All records below must be retyped exactly.

BEGIN RECORDS SUPPLIED

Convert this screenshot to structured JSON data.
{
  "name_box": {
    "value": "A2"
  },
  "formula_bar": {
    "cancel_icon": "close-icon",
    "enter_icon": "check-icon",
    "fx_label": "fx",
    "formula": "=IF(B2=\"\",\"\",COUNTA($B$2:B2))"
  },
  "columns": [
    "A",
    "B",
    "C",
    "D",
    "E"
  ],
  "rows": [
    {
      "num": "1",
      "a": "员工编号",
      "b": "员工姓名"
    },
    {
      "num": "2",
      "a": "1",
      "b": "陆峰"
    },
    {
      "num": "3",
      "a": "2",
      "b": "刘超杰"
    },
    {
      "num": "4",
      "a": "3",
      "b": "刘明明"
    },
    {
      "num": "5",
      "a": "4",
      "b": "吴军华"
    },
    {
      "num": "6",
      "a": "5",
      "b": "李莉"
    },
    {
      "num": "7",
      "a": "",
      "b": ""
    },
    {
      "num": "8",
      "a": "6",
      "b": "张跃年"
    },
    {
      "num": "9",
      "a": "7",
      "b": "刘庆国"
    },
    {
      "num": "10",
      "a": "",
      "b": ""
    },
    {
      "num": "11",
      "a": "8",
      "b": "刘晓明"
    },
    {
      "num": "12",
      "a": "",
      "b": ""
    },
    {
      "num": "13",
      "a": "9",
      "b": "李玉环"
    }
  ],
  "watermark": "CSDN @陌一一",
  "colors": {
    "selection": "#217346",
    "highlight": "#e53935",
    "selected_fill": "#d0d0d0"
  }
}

END RECORDS SUPPLIED

CORRECT RESULT:
Convert this screenshot to structured JSON data.
{
  "name_box": {
    "value": "A2"
  },
  "formula_bar": {
    "cancel_icon": "close-icon",
    "enter_icon": "check-icon",
    "fx_label": "fx",
    "formula": "=IF(B2=\"\",\"\",COUNTA($B$2:B2))"
  },
  "columns": [
    "A",
    "B",
    "C",
    "D",
    "E"
  ],
  "rows": [
    {
      "num": "1",
      "a": "员工编号",
      "b": "员工姓名"
    },
    {
      "num": "2",
      "a": "1",
      "b": "陆峰"
    },
    {
      "num": "3",
      "a": "2",
      "b": "刘超杰"
    },
    {
      "num": "4",
      "a": "3",
      "b": "刘明明"
    },
    {
      "num": "5",
      "a": "4",
      "b": "吴军华"
    },
    {
      "num": "6",
      "a": "5",
      "b": "李莉"
    },
    {
      "num": "7",
      "a": "",
      "b": ""
    },
    {
      "num": "8",
      "a": "6",
      "b": "张跃年"
    },
    {
      "num": "9",
      "a": "7",
      "b": "刘庆国"
    },
    {
      "num": "10",
      "a": "",
      "b": ""
    },
    {
      "num": "11",
      "a": "8",
      "b": "刘晓明"
    },
    {
      "num": "12",
      "a": "",
      "b": ""
    },
    {
      "num": "13",
      "a": "9",
      "b": "李玉环"
    }
  ],
  "watermark": "CSDN @陌一一",
  "colors": {
    "selection": "#217346",
    "highlight": "#e53935",
    "selected_fill": "#d0d0d0"
  }
}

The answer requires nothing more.